Collected data entries:

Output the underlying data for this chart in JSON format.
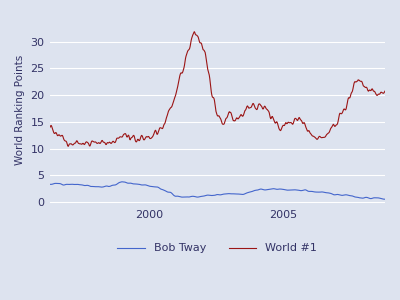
{
  "title": "",
  "ylabel": "World Ranking Points",
  "xlabel": "",
  "background_color": "#dde3ef",
  "figure_background": "#dde3ef",
  "grid_color": "#ffffff",
  "xlim": [
    1996.3,
    2008.8
  ],
  "ylim": [
    -0.5,
    35
  ],
  "yticks": [
    0,
    5,
    10,
    15,
    20,
    25,
    30
  ],
  "xticks": [
    2000,
    2005
  ],
  "bob_tway_color": "#4466cc",
  "world1_color": "#9b1515",
  "legend_labels": [
    "Bob Tway",
    "World #1"
  ],
  "figsize": [
    4.0,
    3.0
  ],
  "dpi": 100
}
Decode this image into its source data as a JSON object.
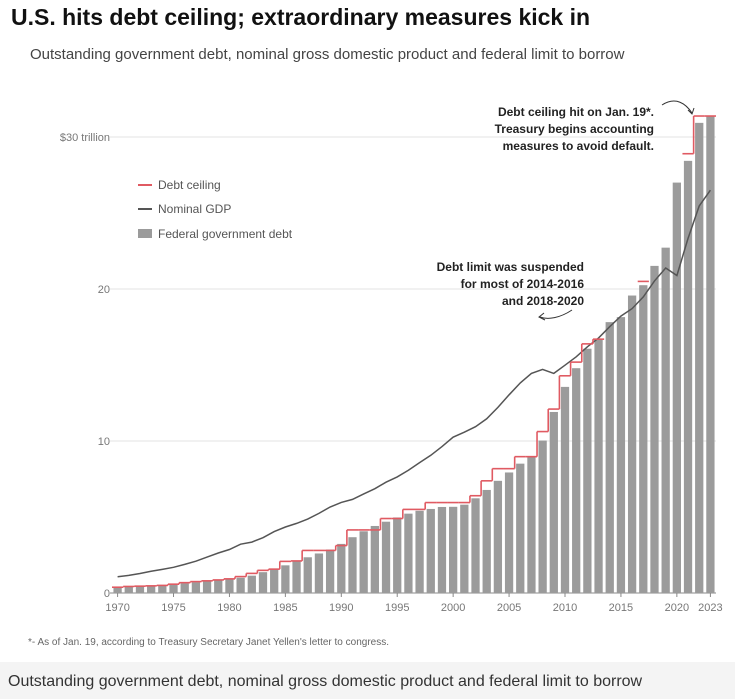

## Set exercise
Output the material word for word, omitting its pictures.

## Result of this task
Output the underlying data for this chart in JSON format.
{
  "title": "",
  "ylabel": "World Ranking Points",
  "xlabel": "",
  "background_color": "#dde3ef",
  "figure_background": "#dde3ef",
  "grid_color": "#ffffff",
  "xlim": [
    1996.3,
    2008.8
  ],
  "ylim": [
    -0.5,
    35
  ],
  "yticks": [
    0,
    5,
    10,
    15,
    20,
    25,
    30
  ],
  "xticks": [
    2000,
    2005
  ],
  "bob_tway_color": "#4466cc",
  "world1_color": "#9b1515",
  "legend_labels": [
    "Bob Tway",
    "World #1"
  ],
  "figsize": [
    4.0,
    3.0
  ],
  "dpi": 100
}
Decode this image into its source data as a JSON object.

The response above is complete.